Excerpt from a dataset:

>>>>>

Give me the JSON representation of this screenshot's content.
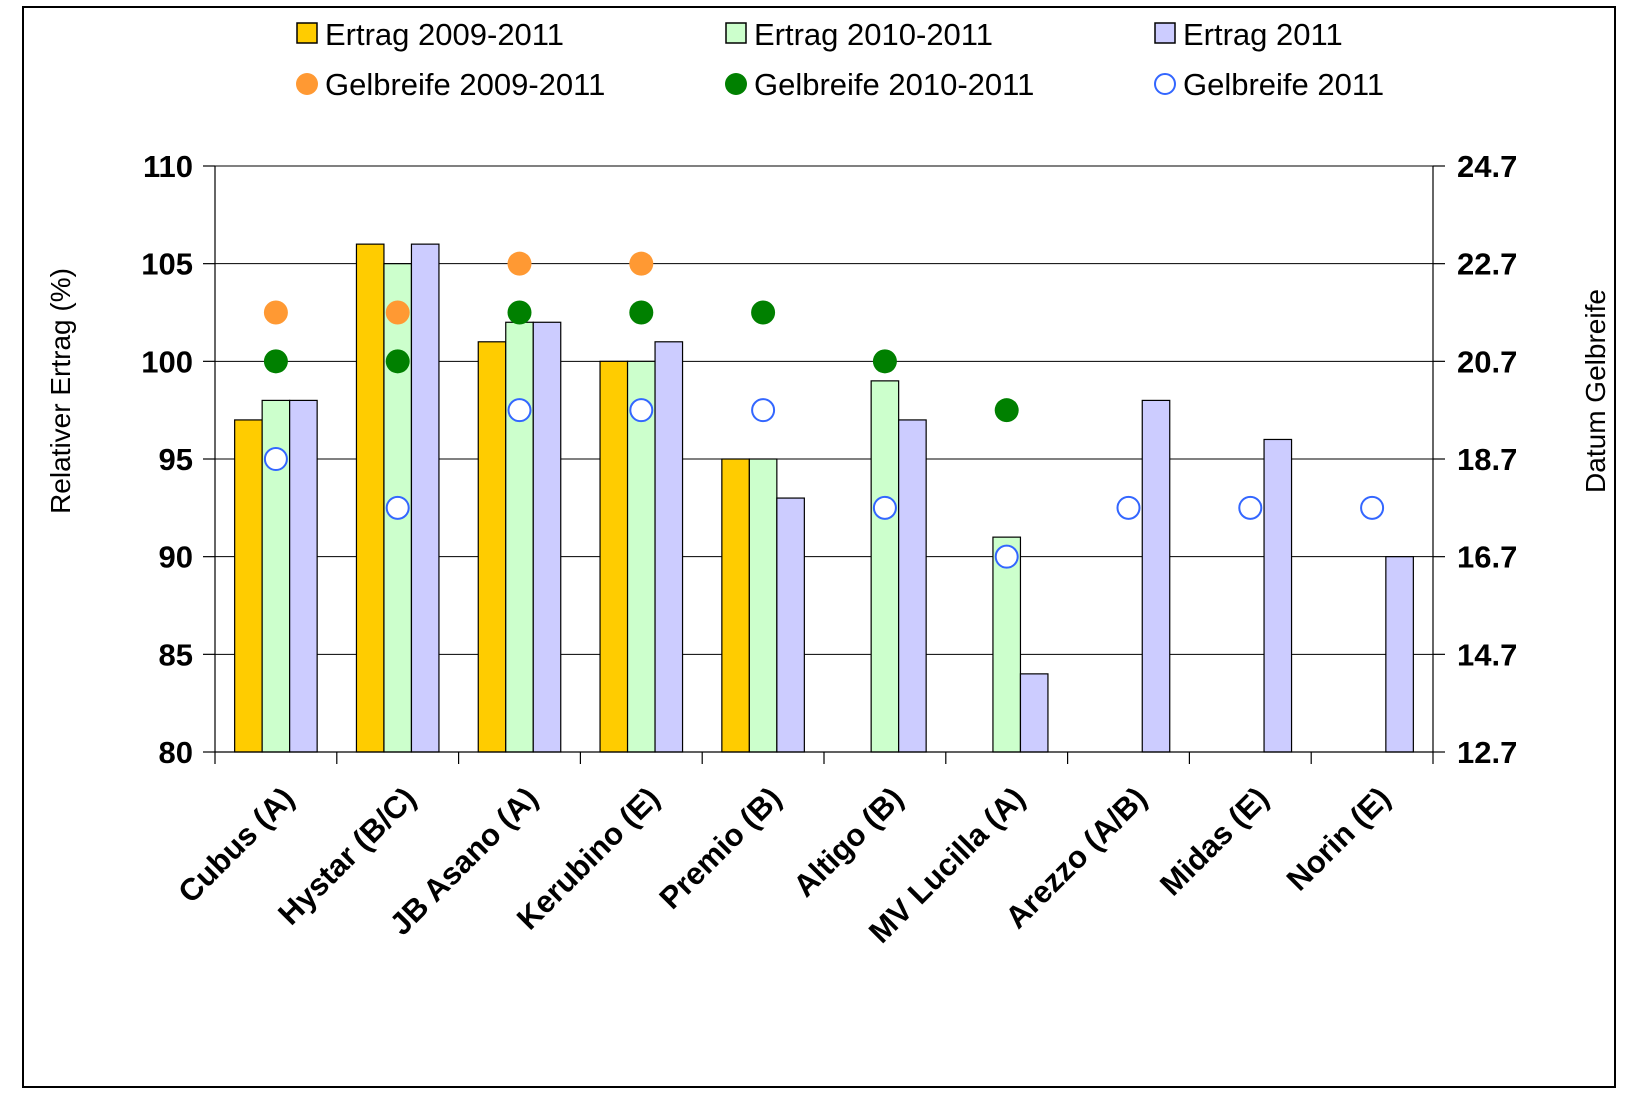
{
  "chart_data": {
    "type": "bar",
    "categories": [
      "Cubus (A)",
      "Hystar (B/C)",
      "JB Asano (A)",
      "Kerubino (E)",
      "Premio (B)",
      "Altigo (B)",
      "MV Lucilla (A)",
      "Arezzo (A/B)",
      "Midas (E)",
      "Norin (E)"
    ],
    "series": [
      {
        "name": "Ertrag 2009-2011",
        "kind": "bar",
        "color": "#FFCC00",
        "values": [
          97,
          106,
          101,
          100,
          95,
          null,
          null,
          null,
          null,
          null
        ]
      },
      {
        "name": "Ertrag 2010-2011",
        "kind": "bar",
        "color": "#CCFFCC",
        "values": [
          98,
          105,
          102,
          100,
          95,
          99,
          91,
          null,
          null,
          null
        ]
      },
      {
        "name": "Ertrag 2011",
        "kind": "bar",
        "color": "#CCCCFF",
        "values": [
          98,
          106,
          102,
          101,
          93,
          97,
          84,
          98,
          96,
          90
        ]
      },
      {
        "name": "Gelbreife 2009-2011",
        "kind": "point",
        "axis": "right",
        "color": "#FF9933",
        "values": [
          21.7,
          21.7,
          22.7,
          22.7,
          null,
          null,
          null,
          null,
          null,
          null
        ]
      },
      {
        "name": "Gelbreife 2010-2011",
        "kind": "point",
        "axis": "right",
        "color": "#008000",
        "values": [
          20.7,
          20.7,
          21.7,
          21.7,
          21.7,
          20.7,
          19.7,
          null,
          null,
          null
        ]
      },
      {
        "name": "Gelbreife 2011",
        "kind": "point-hollow",
        "axis": "right",
        "color": "#3366FF",
        "values": [
          18.7,
          17.7,
          19.7,
          19.7,
          19.7,
          17.7,
          16.7,
          17.7,
          17.7,
          17.7
        ]
      }
    ],
    "ylabel": "Relativer Ertrag (%)",
    "y2label": "Datum Gelbreife",
    "ylim": [
      80,
      110
    ],
    "y2lim": [
      12.7,
      24.7
    ],
    "yticks": [
      "80",
      "85",
      "90",
      "95",
      "100",
      "105",
      "110"
    ],
    "y2ticks": [
      "12.7",
      "14.7",
      "16.7",
      "18.7",
      "20.7",
      "22.7",
      "24.7"
    ],
    "grid": true,
    "legend_position": "top"
  }
}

<<<<<

▶ _WORK TO COMPLETE_: Considering only the records above, state the number of lines that include the word "name", with nothing added.

▶ _ANSWER TO THIS EXERCISE_: 6